▶ **GIVEN PASSAGE**:
§
Website Redesign

I’m officially announcing that I’ve redone my website!

As 2009 approached, and I realized I was going to have published material out this year, I realized I wanted a newsletter (shameless plug:  sign up for my newsletter!).  This lead to a site redesign.  Among other things, my site now changes colors every month, and it takes a page from Google–on some major holidays, and on a few very minor ones that you wouldn’t think of as holidays as well, it changes in less subtle ways.

For a limited time, go see my website in the future–as it will look on October 31, 2009.  Spooky!

Beyond the fold, I talk about what I was smoking when I redid my website.

Here’s the problem I faced.  The way my old site was arranged, the side menu fit between those black bars:

old page
old page

You may be able to see the problem even now.  If I wanted to add a link in the sidebar, I had to redo the back graphic.  Which I could do, but it made me realize that the website I had built just wasn’t . . . it wasn’t scalable.  That is, it wouldn’t grow very well with my career.  It was fine when I had one or two books, but when I get up to twenty (and I hope I will), and I have pages–perhaps multiple pages–for every book, and pages that show how the books connect, and printable book lists, and pages for awards that I’ve won (and I hope I will) . . . well, you get my drift.  At some point, the website was going to get downright unmanageable.

So I decided to redo it.  As I started thinking about a redesign (and that other question, whether to implement the redesign myself, or hire someone else to do it), I spent a lot of time looking at other author’s websites, to try to find out both what was eye-catching–and more importantly, which websites I spent time at.

One of the things I discovered was that they were not the same thing.  There are some websites that have a ton of really cool graphics, but . . . how do I say this?  The graphics get in the way of the content.  You spend so much time looking at the graphics, and how neat they are, that what’s on the page.  Conversely, you can have websites where the graphics are so clonky that you don’t want to look at the page, too.  I began to realize that in my first page, the graphics were too central to the website.  The bright yellow and green was eye-catching, but maybe it was too eye-catching.  It made you look away from the text.
§
▶ **DIRECTIONS**:
1. In the website redesign post, rewrite the part between "Website Redesign" and "redid my website.", inclusive, swapping "newsletter" for "mailing list".
2. Extend the website redesign post onward from its final sentence.
The listing after this post plays no part in the work.

▶ **GIVEN INFORMATION**:
§
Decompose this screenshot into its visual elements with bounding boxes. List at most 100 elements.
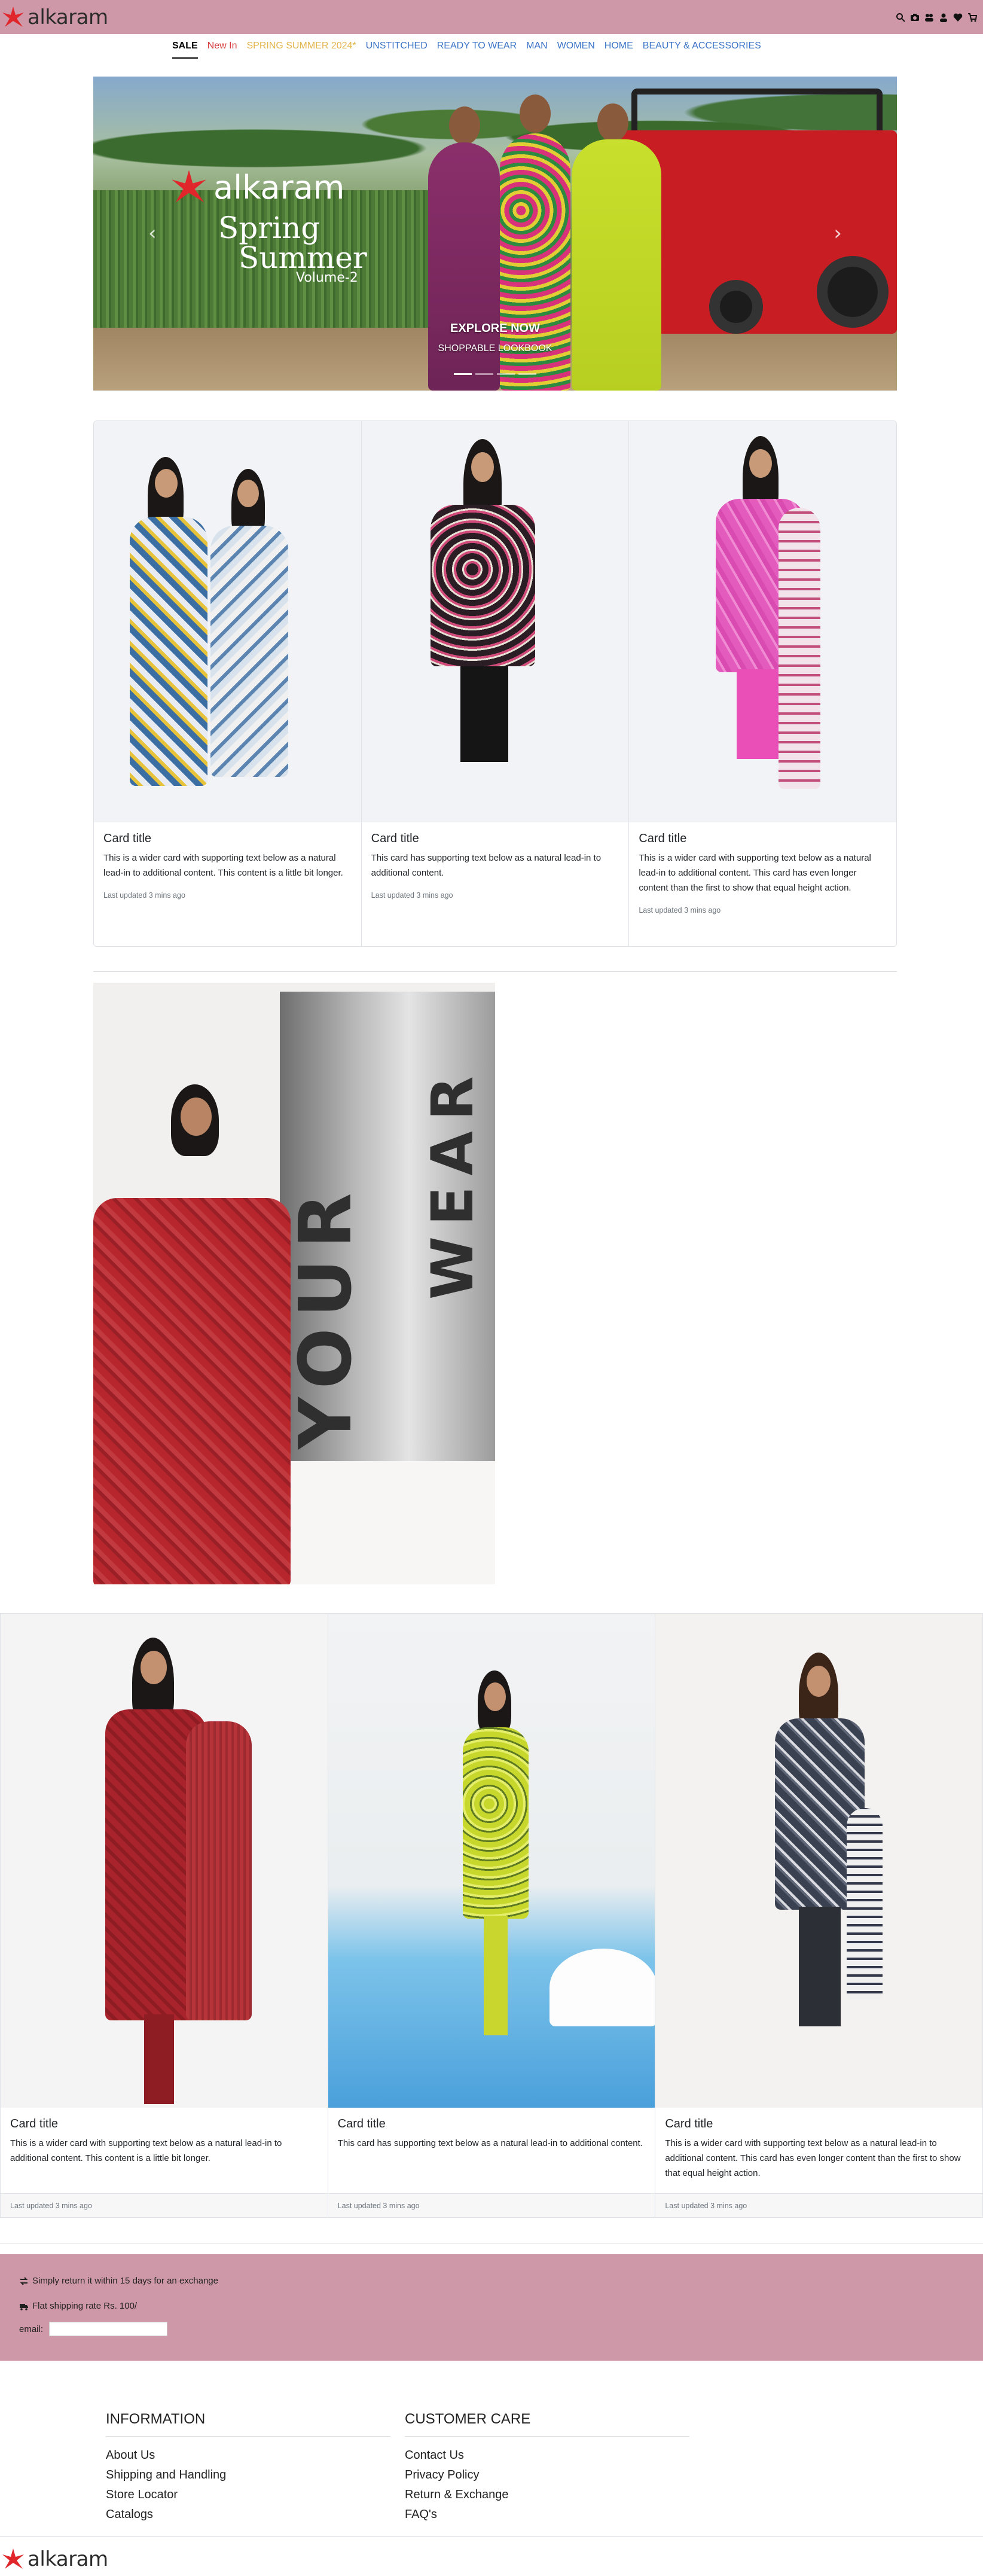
brand-name: alkaram bbox=[28, 5, 108, 29]
promo-banner[interactable]: WEAR YOUR bbox=[93, 983, 495, 1584]
card-footer: Last updated 3 mins ago bbox=[1, 2193, 328, 2217]
info-band: Simply return it within 15 days for an e… bbox=[0, 2254, 983, 2361]
users-icon[interactable] bbox=[924, 13, 934, 22]
email-input[interactable] bbox=[49, 2322, 168, 2336]
carousel-indicator[interactable] bbox=[518, 373, 536, 375]
hero-brand-name: alkaram bbox=[213, 168, 345, 206]
card-title: Card title bbox=[103, 832, 152, 845]
footer-information: INFORMATION About Us Shipping and Handli… bbox=[106, 2411, 390, 2526]
user-icon[interactable] bbox=[939, 13, 948, 22]
main-nav: SALE New In SPRING SUMMER 2024* UNSTITCH… bbox=[172, 38, 766, 59]
alkaram-mark-icon bbox=[172, 170, 206, 203]
footer-logo[interactable]: alkaram bbox=[0, 2546, 108, 2572]
product-image bbox=[361, 421, 629, 822]
footer-heading-customer-care: CUSTOMER CARE bbox=[405, 2411, 689, 2437]
product-image bbox=[94, 421, 361, 822]
card-text: This is a wider card with supporting tex… bbox=[639, 853, 871, 893]
heart-icon[interactable] bbox=[953, 13, 963, 22]
carousel-indicators bbox=[93, 373, 897, 375]
carousel-indicator[interactable] bbox=[497, 373, 515, 375]
card-text: This is a wider card with supporting tex… bbox=[103, 853, 343, 878]
shipping-text: Flat shipping rate Rs. 100/ bbox=[32, 2301, 138, 2311]
product-image bbox=[328, 1614, 655, 2108]
card-group-top: Card title This is a wider card with sup… bbox=[93, 420, 897, 947]
card-text: This is a wider card with supporting tex… bbox=[665, 2138, 961, 2178]
hero-cta-explore[interactable]: EXPLORE NOW bbox=[93, 322, 897, 336]
product-card[interactable]: Card title This is a wider card with sup… bbox=[655, 1614, 983, 2217]
card-title: Card title bbox=[639, 832, 687, 845]
header-icons bbox=[896, 13, 977, 22]
carousel-indicator[interactable] bbox=[454, 373, 472, 375]
hero-line-spring: Spring bbox=[218, 211, 320, 245]
nav-item-women[interactable]: WOMEN bbox=[552, 38, 600, 59]
product-card[interactable]: Card title This is a wider card with sup… bbox=[1, 1614, 328, 2217]
chevron-left-icon[interactable]: ‹ bbox=[148, 221, 157, 245]
product-card[interactable]: Card title This card has supporting text… bbox=[361, 421, 630, 946]
card-text: This card has supporting text below as a… bbox=[337, 2138, 643, 2148]
card-text: This card has supporting text below as a… bbox=[371, 853, 602, 878]
card-text: This is a wider card with supporting tex… bbox=[10, 2138, 282, 2163]
card-updated: Last updated 3 mins ago bbox=[639, 906, 721, 914]
camera-icon[interactable] bbox=[910, 13, 920, 22]
footer-link-store-locator[interactable]: Store Locator bbox=[106, 2487, 390, 2502]
hero-cta-lookbook[interactable]: SHOPPABLE LOOKBOOK bbox=[93, 343, 897, 354]
card-footer: Last updated 3 mins ago bbox=[655, 2193, 983, 2217]
card-title: Card title bbox=[665, 2117, 713, 2130]
nav-item-beauty-accessories[interactable]: BEAUTY & ACCESSORIES bbox=[638, 38, 766, 59]
brand-logo[interactable]: alkaram bbox=[0, 0, 108, 34]
product-card[interactable]: Card title This is a wider card with sup… bbox=[94, 421, 362, 946]
card-updated: Last updated 3 mins ago bbox=[371, 891, 453, 900]
jeep-wheel bbox=[817, 256, 889, 328]
card-updated: Last updated 3 mins ago bbox=[103, 891, 185, 900]
card-title: Card title bbox=[10, 2117, 59, 2130]
footer-link-about-us[interactable]: About Us bbox=[106, 2447, 390, 2463]
chevron-right-icon[interactable]: › bbox=[834, 221, 842, 245]
nav-item-new-in[interactable]: New In bbox=[203, 38, 242, 59]
footer-heading-information: INFORMATION bbox=[106, 2411, 390, 2437]
banner-word-your: YOUR bbox=[285, 1182, 368, 1449]
email-label: email: bbox=[19, 2324, 44, 2334]
card-group-bottom: Card title This is a wider card with sup… bbox=[0, 1613, 983, 2218]
footer-link-contact-us[interactable]: Contact Us bbox=[405, 2447, 689, 2463]
footer-link-catalogs[interactable]: Catalogs bbox=[106, 2507, 390, 2522]
alkaram-mark-icon bbox=[2, 6, 24, 27]
card-footer: Last updated 3 mins ago bbox=[328, 2193, 655, 2217]
footer-link-return-exchange[interactable]: Return & Exchange bbox=[405, 2487, 689, 2502]
carousel-indicator[interactable] bbox=[475, 373, 493, 375]
display-pedestal bbox=[549, 1949, 655, 2026]
product-image bbox=[655, 1614, 983, 2108]
exchange-row: Simply return it within 15 days for an e… bbox=[19, 2276, 218, 2286]
search-icon[interactable] bbox=[896, 13, 905, 22]
alkaram-mark-icon bbox=[2, 2548, 24, 2569]
footer-link-shipping[interactable]: Shipping and Handling bbox=[106, 2467, 390, 2483]
hero-line-summer: Summer bbox=[239, 240, 367, 275]
product-image bbox=[1, 1614, 328, 2108]
model-head bbox=[520, 94, 551, 133]
divider bbox=[93, 971, 897, 972]
truck-icon bbox=[20, 2303, 28, 2310]
hero-volume: Volume-2 bbox=[296, 270, 358, 285]
nav-item-spring-summer[interactable]: SPRING SUMMER 2024* bbox=[242, 38, 361, 59]
hero-brand-lockup: alkaram Spring Summer Volume-2 bbox=[168, 166, 367, 285]
nav-item-home[interactable]: HOME bbox=[600, 38, 638, 59]
nav-item-unstitched[interactable]: UNSTITCHED bbox=[361, 38, 432, 59]
card-title: Card title bbox=[337, 2117, 386, 2130]
footer-link-faqs[interactable]: FAQ's bbox=[405, 2507, 689, 2522]
nav-item-ready-to-wear[interactable]: READY TO WEAR bbox=[432, 38, 521, 59]
product-card[interactable]: Card title This card has supporting text… bbox=[328, 1614, 656, 2217]
model-head bbox=[597, 103, 628, 142]
footer-link-privacy-policy[interactable]: Privacy Policy bbox=[405, 2467, 689, 2483]
cart-icon[interactable] bbox=[967, 13, 977, 22]
exchange-icon bbox=[20, 2276, 28, 2285]
product-card[interactable]: Card title This is a wider card with sup… bbox=[629, 421, 896, 946]
nav-item-man[interactable]: MAN bbox=[521, 38, 552, 59]
footer-customer-care: CUSTOMER CARE Contact Us Privacy Policy … bbox=[405, 2411, 689, 2526]
hero-carousel[interactable]: alkaram Spring Summer Volume-2 ‹ › EXPLO… bbox=[93, 77, 897, 391]
card-title: Card title bbox=[371, 832, 419, 845]
divider bbox=[0, 2536, 983, 2537]
exchange-text: Simply return it within 15 days for an e… bbox=[32, 2276, 218, 2286]
model-head bbox=[449, 106, 480, 145]
shipping-row: Flat shipping rate Rs. 100/ bbox=[19, 2301, 137, 2311]
nav-item-sale[interactable]: SALE bbox=[172, 38, 198, 59]
footer-brand-name: alkaram bbox=[28, 2547, 108, 2571]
§
▶ **RESPONSE LIST**:
1.
Website Redesign

I’m officially announcing that I’ve redone my website!

As 2009 approached, and I realized I was going to have published material out this year, I realized I wanted a mailing list (shameless plug:  sign up for my mailing list!).  This lead to a site redesign.  Among other things, my site now changes colors every month, and it takes a page from Google–on some major holidays, and on a few very minor ones that you wouldn’t think of as holidays as well, it changes in less subtle ways.

For a limited time, go see my website in the future–as it will look on October 31, 2009.  Spooky!

Beyond the fold, I talk about what I was smoking when I redid my website.

2.
The second problem with it, I began to realize, was whitespace.  There was no literal white on the page–but more importantly, the text and the graphics were crammed together, and so once you got there you didn’t want to stay.

Then, as I read the text of the site, I realized that I had been trying really hard to sound professional.  Adult.  Authorial, even.  In other words, it sounded nothing like me.  I wanted someone to come to my website and get a feel for what my books were like, not just from the graphics, but also from the text.  Ultimately, words must sell themselvs, and the words I’d put on the page didn’t sell me.

Finally, I realized that I was bored with my color scheme.  What had seemed fresh and bright when I implemented the new site almost a year before now seemed trite and boring.  Ho hum.  Yellow and black.  The visual interest of the site waned–and I suspected that was true not only for me, but for everyone else.

It was about this time that I realized that if I went to any webdesigner on the planet and told them what I wanted, I would either (a) not get it, or (b) pay them $20,000.  Not having $20,000, I decided to boldly forge ahead and do it myself.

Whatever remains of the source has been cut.